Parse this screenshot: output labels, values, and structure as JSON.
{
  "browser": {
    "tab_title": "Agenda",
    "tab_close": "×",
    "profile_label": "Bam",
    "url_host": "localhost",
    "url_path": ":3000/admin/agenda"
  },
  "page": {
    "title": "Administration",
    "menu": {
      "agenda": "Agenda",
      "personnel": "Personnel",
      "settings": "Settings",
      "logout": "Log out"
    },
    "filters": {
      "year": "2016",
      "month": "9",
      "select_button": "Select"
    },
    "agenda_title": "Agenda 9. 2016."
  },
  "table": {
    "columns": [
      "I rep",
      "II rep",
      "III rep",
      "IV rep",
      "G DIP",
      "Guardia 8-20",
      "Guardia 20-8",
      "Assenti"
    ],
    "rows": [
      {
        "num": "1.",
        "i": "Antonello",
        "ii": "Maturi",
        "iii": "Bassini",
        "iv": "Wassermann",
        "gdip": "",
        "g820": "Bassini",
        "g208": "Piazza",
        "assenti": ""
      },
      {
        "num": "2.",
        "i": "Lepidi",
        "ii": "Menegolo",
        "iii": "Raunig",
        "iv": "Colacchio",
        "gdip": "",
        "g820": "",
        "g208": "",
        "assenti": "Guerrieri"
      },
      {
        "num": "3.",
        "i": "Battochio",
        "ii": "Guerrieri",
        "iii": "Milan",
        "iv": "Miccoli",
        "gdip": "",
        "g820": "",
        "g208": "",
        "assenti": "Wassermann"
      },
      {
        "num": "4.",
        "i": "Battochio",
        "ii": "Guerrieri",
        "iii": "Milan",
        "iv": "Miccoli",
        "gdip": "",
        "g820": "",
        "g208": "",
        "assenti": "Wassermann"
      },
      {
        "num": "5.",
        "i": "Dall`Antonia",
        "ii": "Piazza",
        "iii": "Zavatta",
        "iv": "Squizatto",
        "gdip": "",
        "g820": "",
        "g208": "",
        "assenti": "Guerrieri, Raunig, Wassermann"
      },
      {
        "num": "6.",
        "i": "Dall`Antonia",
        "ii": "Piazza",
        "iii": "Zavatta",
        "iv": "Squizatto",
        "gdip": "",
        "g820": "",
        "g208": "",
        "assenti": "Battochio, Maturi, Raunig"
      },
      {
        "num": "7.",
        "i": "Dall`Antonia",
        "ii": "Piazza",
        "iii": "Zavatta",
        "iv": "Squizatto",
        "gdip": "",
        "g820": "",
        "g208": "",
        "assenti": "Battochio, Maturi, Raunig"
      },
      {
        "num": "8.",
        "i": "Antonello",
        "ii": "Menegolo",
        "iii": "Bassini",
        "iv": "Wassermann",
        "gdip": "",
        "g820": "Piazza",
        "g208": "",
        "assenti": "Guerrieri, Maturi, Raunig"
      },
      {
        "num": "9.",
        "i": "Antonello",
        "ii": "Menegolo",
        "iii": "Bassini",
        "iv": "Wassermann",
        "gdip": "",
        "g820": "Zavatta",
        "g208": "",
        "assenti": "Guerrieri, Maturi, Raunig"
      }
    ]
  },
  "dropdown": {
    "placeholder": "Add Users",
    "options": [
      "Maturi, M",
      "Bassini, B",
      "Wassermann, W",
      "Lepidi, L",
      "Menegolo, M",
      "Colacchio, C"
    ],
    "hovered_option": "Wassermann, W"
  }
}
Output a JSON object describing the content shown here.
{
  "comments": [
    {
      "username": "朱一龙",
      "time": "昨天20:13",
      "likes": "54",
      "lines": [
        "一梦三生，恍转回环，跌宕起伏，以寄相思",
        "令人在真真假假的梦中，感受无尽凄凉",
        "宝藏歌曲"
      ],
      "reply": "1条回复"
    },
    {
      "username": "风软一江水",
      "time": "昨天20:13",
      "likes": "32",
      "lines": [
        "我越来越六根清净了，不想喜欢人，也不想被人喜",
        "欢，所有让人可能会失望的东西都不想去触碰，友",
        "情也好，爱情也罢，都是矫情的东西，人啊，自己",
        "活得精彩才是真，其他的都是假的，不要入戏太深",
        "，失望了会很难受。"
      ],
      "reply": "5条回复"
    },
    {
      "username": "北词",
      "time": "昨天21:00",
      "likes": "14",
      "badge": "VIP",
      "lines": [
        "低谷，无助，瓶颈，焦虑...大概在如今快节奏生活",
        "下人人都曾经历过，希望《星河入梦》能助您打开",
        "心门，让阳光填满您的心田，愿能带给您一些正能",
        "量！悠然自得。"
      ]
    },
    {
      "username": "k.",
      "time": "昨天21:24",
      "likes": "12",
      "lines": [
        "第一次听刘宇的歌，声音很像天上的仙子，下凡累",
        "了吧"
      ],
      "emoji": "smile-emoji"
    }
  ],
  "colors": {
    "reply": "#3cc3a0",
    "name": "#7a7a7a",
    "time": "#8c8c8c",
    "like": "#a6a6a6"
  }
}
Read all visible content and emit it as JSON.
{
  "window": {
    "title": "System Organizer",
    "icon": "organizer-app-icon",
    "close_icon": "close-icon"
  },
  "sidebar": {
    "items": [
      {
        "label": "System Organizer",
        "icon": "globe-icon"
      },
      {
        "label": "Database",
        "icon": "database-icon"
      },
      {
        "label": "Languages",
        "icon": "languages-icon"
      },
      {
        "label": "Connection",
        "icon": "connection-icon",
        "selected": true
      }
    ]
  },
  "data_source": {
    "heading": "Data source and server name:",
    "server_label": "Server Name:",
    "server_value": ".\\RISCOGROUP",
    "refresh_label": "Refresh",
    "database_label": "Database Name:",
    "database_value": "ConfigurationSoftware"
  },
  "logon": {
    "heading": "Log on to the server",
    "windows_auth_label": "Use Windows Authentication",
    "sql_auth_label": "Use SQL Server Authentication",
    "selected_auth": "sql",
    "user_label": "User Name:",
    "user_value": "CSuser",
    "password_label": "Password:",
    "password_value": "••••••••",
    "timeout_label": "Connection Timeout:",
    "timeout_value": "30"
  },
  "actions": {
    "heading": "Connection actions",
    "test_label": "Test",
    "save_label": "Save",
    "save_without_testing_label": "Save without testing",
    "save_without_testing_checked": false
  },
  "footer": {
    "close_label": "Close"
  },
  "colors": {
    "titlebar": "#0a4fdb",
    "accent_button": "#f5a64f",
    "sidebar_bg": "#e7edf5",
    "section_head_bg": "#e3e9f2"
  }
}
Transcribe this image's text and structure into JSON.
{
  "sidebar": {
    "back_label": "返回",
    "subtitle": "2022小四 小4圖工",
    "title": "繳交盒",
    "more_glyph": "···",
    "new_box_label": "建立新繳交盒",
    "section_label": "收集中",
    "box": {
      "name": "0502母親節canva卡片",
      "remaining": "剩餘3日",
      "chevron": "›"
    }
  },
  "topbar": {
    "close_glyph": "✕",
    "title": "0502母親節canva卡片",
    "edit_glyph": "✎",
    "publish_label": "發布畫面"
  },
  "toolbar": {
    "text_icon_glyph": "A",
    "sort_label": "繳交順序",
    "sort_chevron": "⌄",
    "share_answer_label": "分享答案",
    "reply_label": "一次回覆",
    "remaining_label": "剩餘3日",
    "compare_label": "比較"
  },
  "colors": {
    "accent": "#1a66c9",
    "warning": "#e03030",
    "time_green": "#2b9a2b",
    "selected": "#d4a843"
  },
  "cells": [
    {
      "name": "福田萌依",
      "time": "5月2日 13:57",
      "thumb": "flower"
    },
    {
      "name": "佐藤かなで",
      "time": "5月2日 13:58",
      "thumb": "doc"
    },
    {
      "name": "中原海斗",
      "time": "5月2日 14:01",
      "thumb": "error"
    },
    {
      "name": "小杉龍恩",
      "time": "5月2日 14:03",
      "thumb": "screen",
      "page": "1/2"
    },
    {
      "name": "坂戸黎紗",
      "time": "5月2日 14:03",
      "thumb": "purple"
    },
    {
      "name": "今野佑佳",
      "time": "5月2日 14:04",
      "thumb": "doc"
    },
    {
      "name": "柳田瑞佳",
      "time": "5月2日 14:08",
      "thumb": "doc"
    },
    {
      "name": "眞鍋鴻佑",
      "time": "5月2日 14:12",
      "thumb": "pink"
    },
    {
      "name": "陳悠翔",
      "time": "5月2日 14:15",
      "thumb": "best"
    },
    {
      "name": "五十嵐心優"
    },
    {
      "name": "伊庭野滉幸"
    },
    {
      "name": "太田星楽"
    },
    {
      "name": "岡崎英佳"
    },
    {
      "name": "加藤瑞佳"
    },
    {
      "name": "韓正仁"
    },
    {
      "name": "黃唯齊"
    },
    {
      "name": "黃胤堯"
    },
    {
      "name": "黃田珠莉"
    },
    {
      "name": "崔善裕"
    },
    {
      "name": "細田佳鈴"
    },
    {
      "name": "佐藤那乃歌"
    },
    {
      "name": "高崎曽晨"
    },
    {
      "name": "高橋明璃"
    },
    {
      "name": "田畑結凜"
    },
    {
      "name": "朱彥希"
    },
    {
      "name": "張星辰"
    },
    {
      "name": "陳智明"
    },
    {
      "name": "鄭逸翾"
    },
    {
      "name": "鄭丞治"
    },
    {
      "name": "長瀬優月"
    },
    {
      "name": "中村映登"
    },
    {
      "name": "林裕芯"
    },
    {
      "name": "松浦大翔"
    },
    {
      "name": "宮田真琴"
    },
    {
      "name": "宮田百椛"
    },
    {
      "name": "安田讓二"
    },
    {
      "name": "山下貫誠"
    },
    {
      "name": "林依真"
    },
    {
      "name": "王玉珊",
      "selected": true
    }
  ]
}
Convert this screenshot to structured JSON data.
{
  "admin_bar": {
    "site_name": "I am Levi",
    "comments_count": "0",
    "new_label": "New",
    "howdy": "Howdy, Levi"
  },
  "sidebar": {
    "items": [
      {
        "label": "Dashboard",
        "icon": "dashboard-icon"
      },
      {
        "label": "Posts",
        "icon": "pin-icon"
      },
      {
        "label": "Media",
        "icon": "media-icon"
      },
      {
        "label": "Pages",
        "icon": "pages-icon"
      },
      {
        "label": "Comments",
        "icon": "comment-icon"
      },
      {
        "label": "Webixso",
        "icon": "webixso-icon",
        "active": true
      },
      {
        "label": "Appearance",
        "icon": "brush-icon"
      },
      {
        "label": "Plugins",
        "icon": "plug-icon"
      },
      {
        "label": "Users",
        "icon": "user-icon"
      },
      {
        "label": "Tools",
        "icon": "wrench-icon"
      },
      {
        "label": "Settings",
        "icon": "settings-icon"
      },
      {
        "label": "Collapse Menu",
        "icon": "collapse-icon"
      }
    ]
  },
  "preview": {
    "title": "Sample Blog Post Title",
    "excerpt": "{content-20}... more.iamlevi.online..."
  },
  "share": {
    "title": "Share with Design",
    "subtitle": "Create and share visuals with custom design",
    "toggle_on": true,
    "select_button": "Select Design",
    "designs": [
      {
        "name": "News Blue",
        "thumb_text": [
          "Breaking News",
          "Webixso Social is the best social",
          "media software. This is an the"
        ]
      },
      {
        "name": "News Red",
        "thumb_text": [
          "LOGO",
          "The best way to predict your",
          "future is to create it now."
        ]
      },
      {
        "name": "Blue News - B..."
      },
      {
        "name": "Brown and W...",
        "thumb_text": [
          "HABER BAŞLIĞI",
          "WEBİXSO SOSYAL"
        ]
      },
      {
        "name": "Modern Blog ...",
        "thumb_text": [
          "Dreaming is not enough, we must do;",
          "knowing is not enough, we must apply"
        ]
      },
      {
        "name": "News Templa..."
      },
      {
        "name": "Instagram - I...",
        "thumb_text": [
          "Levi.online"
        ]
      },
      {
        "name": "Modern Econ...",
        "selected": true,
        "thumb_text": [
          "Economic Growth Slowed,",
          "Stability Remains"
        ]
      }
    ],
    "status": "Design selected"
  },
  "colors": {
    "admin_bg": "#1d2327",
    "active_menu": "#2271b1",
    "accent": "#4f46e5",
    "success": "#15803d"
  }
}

» Written instruction:
State how many lines above contain the string "heading", with no other words.

» Solved problem:
3